# START OF INPUT ROWS

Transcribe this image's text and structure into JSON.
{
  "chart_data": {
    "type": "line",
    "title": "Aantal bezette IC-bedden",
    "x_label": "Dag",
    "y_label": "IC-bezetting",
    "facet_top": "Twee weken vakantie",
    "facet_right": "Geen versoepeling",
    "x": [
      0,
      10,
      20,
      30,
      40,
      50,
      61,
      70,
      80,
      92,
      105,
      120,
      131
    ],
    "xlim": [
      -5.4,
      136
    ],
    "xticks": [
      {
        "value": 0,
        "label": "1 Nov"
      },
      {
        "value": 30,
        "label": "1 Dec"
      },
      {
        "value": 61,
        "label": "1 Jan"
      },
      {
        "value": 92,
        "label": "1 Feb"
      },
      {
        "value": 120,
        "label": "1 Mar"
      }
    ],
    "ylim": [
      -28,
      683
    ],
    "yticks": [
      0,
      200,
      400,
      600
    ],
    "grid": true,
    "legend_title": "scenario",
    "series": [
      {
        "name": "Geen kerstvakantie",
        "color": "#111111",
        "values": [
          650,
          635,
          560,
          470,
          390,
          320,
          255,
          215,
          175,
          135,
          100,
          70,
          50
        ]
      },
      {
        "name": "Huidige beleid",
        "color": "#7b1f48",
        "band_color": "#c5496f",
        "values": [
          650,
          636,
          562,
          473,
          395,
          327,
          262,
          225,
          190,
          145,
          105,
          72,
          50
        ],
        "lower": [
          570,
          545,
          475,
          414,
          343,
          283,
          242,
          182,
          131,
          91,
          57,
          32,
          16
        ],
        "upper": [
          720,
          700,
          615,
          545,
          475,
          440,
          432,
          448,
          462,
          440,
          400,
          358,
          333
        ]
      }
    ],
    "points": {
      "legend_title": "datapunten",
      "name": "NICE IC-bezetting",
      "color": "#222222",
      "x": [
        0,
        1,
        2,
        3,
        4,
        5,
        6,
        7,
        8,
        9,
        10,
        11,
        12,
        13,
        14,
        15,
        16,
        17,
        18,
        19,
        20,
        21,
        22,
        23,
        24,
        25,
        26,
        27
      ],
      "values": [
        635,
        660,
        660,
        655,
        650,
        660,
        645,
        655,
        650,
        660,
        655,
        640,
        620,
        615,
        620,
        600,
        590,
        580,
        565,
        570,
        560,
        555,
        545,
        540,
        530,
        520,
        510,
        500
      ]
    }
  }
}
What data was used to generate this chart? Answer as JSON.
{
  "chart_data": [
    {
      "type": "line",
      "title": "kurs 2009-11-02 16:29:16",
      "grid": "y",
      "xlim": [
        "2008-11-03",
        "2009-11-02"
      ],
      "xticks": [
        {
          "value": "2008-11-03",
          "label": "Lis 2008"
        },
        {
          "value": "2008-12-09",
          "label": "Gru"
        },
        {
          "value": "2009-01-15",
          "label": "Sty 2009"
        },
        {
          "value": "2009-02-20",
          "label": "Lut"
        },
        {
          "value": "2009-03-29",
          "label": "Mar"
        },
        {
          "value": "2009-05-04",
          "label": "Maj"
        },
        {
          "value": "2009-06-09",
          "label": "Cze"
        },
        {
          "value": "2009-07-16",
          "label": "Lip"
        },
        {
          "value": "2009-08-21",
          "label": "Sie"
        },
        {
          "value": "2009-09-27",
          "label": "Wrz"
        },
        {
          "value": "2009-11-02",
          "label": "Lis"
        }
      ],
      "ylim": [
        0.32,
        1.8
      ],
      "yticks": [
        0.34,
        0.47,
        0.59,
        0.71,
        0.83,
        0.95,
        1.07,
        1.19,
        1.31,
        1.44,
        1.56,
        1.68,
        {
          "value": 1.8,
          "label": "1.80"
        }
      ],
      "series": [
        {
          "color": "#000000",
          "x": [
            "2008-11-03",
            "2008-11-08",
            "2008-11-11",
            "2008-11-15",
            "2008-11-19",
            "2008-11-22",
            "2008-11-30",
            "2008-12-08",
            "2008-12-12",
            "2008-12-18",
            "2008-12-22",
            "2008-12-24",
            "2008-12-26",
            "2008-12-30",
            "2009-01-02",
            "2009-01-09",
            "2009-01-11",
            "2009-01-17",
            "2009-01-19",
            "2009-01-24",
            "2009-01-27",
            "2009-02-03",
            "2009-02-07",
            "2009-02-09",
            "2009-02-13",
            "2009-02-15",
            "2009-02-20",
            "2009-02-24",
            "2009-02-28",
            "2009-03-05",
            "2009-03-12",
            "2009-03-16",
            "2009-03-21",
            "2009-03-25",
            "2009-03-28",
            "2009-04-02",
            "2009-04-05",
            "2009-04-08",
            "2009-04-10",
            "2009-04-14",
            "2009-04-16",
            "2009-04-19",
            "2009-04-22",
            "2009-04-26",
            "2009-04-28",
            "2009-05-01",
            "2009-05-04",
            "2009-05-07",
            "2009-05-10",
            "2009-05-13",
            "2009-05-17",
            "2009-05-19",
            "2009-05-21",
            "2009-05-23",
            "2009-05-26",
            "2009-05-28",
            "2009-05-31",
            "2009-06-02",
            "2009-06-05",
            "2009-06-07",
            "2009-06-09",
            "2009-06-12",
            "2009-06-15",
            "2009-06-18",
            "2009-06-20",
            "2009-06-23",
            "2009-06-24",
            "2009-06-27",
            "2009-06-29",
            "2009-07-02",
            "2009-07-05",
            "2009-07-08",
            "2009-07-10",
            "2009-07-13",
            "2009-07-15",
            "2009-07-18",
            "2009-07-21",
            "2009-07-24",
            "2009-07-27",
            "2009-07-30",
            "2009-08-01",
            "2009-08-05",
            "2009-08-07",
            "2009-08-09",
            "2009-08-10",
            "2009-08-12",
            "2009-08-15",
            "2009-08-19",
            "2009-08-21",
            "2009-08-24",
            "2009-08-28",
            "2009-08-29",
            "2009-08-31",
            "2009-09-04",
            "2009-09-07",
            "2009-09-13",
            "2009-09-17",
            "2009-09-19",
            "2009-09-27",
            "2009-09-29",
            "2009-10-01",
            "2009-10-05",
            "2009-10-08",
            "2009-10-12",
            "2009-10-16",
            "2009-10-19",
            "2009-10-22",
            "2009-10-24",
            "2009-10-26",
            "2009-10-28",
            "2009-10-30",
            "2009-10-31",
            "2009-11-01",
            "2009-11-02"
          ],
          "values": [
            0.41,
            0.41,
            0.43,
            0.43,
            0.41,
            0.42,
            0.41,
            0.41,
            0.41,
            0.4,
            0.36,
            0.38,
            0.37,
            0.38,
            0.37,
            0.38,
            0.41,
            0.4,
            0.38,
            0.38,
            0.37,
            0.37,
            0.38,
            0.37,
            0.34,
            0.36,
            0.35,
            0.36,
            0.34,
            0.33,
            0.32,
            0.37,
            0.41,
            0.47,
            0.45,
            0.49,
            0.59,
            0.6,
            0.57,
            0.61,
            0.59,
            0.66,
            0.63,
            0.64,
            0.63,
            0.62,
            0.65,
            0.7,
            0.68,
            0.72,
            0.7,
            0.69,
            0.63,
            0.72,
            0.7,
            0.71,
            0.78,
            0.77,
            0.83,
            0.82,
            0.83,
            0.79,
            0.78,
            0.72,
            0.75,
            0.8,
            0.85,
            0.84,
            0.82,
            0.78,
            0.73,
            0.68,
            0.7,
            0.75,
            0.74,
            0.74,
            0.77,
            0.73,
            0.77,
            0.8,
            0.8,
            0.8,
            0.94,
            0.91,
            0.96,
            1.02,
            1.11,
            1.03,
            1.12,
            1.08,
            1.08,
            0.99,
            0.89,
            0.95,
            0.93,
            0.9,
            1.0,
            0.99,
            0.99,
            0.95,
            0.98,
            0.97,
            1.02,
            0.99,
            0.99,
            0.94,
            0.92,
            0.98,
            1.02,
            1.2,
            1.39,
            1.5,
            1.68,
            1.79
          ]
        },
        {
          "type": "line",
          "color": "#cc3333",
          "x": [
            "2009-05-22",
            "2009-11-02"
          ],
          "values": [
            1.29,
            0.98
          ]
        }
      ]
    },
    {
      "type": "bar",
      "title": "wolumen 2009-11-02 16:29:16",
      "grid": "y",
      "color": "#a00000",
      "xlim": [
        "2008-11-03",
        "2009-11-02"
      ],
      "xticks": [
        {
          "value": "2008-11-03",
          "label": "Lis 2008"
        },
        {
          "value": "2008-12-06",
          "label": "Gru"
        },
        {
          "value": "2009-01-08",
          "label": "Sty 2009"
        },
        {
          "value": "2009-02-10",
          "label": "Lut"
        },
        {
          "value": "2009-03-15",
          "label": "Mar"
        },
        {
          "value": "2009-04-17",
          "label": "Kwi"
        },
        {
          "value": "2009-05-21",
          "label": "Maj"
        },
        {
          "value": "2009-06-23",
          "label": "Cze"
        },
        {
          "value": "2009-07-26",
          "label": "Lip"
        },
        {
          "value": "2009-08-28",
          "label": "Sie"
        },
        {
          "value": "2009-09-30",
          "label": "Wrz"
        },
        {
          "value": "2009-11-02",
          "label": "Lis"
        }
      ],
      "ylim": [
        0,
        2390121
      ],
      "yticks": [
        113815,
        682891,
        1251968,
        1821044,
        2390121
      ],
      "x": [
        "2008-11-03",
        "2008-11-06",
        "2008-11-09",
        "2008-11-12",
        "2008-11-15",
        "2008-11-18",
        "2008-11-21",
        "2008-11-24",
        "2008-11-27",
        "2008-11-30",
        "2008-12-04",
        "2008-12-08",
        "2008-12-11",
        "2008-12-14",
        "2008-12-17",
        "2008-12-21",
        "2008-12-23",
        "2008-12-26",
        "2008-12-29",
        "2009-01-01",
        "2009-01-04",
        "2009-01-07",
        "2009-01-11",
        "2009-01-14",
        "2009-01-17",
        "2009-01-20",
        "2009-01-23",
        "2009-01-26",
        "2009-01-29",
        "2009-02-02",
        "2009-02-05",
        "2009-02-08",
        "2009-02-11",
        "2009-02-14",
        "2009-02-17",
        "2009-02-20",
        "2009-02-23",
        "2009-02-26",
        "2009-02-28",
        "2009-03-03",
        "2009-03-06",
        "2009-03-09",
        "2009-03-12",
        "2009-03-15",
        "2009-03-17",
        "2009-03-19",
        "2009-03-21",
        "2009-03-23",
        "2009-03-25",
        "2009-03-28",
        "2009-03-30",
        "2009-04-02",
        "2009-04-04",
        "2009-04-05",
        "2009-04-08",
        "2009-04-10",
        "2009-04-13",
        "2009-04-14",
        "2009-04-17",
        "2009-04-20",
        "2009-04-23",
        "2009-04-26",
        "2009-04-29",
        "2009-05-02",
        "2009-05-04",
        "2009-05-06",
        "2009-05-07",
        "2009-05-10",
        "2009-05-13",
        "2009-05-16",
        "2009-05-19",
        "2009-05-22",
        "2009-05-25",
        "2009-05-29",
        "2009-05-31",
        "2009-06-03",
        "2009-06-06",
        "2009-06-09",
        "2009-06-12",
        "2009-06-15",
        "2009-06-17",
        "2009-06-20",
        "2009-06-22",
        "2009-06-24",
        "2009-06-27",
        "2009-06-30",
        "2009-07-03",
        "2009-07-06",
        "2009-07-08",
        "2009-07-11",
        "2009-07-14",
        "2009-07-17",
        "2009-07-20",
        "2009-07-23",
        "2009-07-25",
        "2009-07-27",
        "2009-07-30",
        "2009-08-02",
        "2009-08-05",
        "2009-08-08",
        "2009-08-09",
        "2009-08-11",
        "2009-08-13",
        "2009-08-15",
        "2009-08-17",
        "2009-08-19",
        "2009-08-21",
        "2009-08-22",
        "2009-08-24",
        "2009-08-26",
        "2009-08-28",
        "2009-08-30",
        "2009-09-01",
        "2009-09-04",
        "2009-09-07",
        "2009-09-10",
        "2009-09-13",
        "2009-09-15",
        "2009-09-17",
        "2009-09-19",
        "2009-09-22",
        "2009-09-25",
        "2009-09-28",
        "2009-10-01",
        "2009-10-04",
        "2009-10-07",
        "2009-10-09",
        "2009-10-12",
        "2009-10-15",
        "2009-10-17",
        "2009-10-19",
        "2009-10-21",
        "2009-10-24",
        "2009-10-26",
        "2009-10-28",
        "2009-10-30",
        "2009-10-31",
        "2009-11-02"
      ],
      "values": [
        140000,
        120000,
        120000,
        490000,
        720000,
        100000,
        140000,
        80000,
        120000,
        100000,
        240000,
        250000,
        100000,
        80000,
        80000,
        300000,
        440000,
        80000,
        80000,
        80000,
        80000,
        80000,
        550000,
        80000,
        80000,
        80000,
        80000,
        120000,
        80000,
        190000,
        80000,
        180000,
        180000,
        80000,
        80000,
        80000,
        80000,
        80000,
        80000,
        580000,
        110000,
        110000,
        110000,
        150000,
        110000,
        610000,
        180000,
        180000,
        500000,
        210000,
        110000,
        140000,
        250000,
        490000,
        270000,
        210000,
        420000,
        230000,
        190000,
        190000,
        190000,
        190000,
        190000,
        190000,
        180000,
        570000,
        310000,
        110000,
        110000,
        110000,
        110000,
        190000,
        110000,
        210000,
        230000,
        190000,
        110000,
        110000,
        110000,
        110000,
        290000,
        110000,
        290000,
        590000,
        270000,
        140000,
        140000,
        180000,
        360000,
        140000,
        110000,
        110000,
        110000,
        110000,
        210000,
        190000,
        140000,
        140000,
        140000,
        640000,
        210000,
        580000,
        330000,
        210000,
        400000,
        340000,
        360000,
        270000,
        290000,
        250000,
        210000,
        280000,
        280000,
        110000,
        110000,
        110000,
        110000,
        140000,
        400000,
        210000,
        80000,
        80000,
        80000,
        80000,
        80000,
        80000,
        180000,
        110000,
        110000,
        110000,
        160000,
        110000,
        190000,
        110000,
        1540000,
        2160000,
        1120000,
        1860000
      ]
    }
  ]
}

# END OF INPUT ROWS

— DO THIS —
Locate each line with the word "JSON" and copy it.

— RESPONSE TO THE EXERCISE —
Transcribe this image's text and structure into JSON.
What data was used to generate this chart? Answer as JSON.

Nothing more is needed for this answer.